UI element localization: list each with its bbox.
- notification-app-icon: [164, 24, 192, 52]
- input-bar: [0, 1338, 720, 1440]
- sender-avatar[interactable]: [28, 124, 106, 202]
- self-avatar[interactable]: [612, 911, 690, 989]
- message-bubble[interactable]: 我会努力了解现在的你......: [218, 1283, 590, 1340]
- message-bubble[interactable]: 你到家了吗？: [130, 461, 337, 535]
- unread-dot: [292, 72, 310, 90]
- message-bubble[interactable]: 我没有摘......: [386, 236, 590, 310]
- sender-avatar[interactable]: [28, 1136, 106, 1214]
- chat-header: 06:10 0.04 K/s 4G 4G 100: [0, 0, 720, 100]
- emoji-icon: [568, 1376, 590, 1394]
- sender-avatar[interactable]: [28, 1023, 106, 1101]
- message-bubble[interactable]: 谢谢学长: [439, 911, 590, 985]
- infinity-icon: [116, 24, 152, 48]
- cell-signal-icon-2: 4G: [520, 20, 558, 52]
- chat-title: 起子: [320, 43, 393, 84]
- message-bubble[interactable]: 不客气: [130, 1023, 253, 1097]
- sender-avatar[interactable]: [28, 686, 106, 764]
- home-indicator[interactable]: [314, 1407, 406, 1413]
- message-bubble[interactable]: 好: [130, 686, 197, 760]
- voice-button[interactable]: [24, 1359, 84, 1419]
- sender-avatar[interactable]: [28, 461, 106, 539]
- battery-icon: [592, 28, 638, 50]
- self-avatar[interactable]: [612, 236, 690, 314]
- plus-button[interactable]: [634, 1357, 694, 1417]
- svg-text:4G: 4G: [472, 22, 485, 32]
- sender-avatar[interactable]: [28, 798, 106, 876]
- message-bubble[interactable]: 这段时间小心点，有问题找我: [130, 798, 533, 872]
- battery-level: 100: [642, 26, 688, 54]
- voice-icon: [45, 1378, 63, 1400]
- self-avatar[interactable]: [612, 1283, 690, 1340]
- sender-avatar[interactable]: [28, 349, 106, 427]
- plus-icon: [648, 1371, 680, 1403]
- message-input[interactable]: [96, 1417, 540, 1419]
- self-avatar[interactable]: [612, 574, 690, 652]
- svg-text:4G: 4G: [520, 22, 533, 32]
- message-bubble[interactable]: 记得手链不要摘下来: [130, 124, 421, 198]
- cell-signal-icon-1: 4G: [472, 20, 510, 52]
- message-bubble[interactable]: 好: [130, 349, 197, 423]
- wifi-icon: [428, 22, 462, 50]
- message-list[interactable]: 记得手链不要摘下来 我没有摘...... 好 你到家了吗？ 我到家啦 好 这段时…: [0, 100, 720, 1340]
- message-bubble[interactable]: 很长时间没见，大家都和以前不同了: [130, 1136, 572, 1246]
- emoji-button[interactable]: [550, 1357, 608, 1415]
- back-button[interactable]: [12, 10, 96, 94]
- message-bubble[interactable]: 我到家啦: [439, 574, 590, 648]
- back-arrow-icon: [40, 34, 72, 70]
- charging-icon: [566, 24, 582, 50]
####################
Copy the listing above line for line, without altering any character.

Output:
UI element localization: list each with its bbox.
- notification-app-icon: [164, 24, 192, 52]
- input-bar: [0, 1338, 720, 1440]
- sender-avatar[interactable]: [28, 124, 106, 202]
- self-avatar[interactable]: [612, 911, 690, 989]
- message-bubble[interactable]: 我会努力了解现在的你......: [218, 1283, 590, 1340]
- message-bubble[interactable]: 你到家了吗？: [130, 461, 337, 535]
- unread-dot: [292, 72, 310, 90]
- message-bubble[interactable]: 我没有摘......: [386, 236, 590, 310]
- sender-avatar[interactable]: [28, 1136, 106, 1214]
- chat-header: 06:10 0.04 K/s 4G 4G 100: [0, 0, 720, 100]
- emoji-icon: [568, 1376, 590, 1394]
- sender-avatar[interactable]: [28, 1023, 106, 1101]
- message-bubble[interactable]: 谢谢学长: [439, 911, 590, 985]
- infinity-icon: [116, 24, 152, 48]
- cell-signal-icon-2: 4G: [520, 20, 558, 52]
- chat-title: 起子: [320, 43, 393, 84]
- message-bubble[interactable]: 不客气: [130, 1023, 253, 1097]
- sender-avatar[interactable]: [28, 686, 106, 764]
- home-indicator[interactable]: [314, 1407, 406, 1413]
- message-bubble[interactable]: 好: [130, 686, 197, 760]
- voice-button[interactable]: [24, 1359, 84, 1419]
- sender-avatar[interactable]: [28, 461, 106, 539]
- battery-icon: [592, 28, 638, 50]
- self-avatar[interactable]: [612, 236, 690, 314]
- plus-button[interactable]: [634, 1357, 694, 1417]
- svg-text:4G: 4G: [472, 22, 485, 32]
- sender-avatar[interactable]: [28, 798, 106, 876]
- message-bubble[interactable]: 这段时间小心点，有问题找我: [130, 798, 533, 872]
- battery-level: 100: [642, 26, 688, 54]
- voice-icon: [45, 1378, 63, 1400]
- self-avatar[interactable]: [612, 1283, 690, 1340]
- sender-avatar[interactable]: [28, 349, 106, 427]
- plus-icon: [648, 1371, 680, 1403]
- message-input[interactable]: [96, 1417, 540, 1419]
- self-avatar[interactable]: [612, 574, 690, 652]
- svg-text:4G: 4G: [520, 22, 533, 32]
- message-bubble[interactable]: 记得手链不要摘下来: [130, 124, 421, 198]
- cell-signal-icon-1: 4G: [472, 20, 510, 52]
- message-bubble[interactable]: 好: [130, 349, 197, 423]
- wifi-icon: [428, 22, 462, 50]
- message-list[interactable]: 记得手链不要摘下来 我没有摘...... 好 你到家了吗？ 我到家啦 好 这段时…: [0, 100, 720, 1340]
- message-bubble[interactable]: 很长时间没见，大家都和以前不同了: [130, 1136, 572, 1246]
- emoji-button[interactable]: [550, 1357, 608, 1415]
- back-button[interactable]: [12, 10, 96, 94]
- message-bubble[interactable]: 我到家啦: [439, 574, 590, 648]
- back-arrow-icon: [40, 34, 72, 70]
- charging-icon: [566, 24, 582, 50]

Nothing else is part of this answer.